** START **

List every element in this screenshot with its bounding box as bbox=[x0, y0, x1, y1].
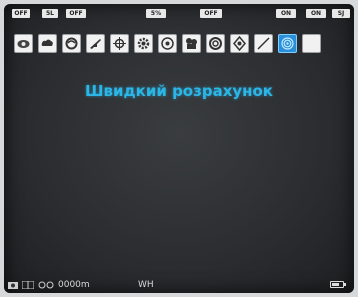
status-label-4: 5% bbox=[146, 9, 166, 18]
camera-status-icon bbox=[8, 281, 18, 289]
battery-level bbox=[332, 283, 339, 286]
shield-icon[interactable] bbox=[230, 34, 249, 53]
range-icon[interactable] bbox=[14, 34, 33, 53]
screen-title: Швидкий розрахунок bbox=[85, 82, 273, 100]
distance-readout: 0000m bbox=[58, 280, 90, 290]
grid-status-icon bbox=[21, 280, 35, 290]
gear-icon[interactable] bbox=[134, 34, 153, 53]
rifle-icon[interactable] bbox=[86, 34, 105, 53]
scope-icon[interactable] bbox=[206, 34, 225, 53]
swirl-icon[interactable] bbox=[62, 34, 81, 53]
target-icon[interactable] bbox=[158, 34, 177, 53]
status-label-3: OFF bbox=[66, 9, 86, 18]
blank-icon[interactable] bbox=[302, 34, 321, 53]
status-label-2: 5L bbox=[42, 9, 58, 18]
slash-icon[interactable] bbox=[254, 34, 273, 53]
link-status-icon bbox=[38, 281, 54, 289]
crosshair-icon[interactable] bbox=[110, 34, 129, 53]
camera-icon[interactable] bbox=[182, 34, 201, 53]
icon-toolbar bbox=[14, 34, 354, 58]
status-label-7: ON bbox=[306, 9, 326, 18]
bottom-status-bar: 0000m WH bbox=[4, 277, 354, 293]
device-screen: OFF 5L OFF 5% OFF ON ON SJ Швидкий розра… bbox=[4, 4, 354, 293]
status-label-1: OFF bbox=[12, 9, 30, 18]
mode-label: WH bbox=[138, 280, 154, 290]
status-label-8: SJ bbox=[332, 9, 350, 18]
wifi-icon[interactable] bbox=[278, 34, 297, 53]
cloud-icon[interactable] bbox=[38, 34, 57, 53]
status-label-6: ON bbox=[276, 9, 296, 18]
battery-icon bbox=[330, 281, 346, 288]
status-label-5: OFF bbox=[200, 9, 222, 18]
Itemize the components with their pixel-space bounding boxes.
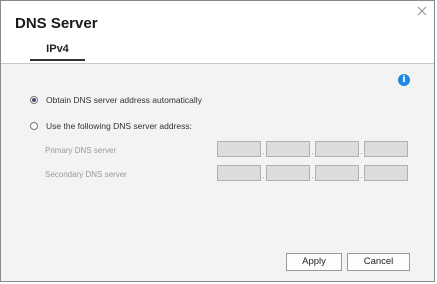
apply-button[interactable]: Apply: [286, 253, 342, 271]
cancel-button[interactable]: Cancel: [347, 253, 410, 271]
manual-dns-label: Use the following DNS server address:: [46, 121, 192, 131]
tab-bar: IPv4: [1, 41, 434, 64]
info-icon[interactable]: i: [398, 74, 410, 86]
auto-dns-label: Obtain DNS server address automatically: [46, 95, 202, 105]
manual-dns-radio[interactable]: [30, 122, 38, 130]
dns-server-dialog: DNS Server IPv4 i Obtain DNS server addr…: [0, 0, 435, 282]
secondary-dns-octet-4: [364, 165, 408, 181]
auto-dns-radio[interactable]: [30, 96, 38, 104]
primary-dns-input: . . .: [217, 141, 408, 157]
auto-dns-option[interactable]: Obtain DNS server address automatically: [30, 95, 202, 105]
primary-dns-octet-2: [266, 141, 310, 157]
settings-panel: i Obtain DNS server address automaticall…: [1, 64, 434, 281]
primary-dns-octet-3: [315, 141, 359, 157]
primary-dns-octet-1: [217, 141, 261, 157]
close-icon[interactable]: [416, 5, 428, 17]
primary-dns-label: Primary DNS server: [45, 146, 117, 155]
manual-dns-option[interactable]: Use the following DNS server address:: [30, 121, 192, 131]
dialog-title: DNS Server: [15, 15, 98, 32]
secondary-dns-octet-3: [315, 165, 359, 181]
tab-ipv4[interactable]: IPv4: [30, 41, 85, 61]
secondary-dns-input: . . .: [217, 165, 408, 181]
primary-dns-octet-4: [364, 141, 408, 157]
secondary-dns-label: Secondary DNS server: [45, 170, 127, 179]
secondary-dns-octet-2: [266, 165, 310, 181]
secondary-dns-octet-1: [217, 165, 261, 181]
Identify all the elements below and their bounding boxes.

** END **

Collect every line in the data above that contains the word "following".

manual-dns-label: Use the following DNS server address:: [46, 121, 192, 131]
manual-dns-option[interactable]: Use the following DNS server address:: [30, 121, 192, 131]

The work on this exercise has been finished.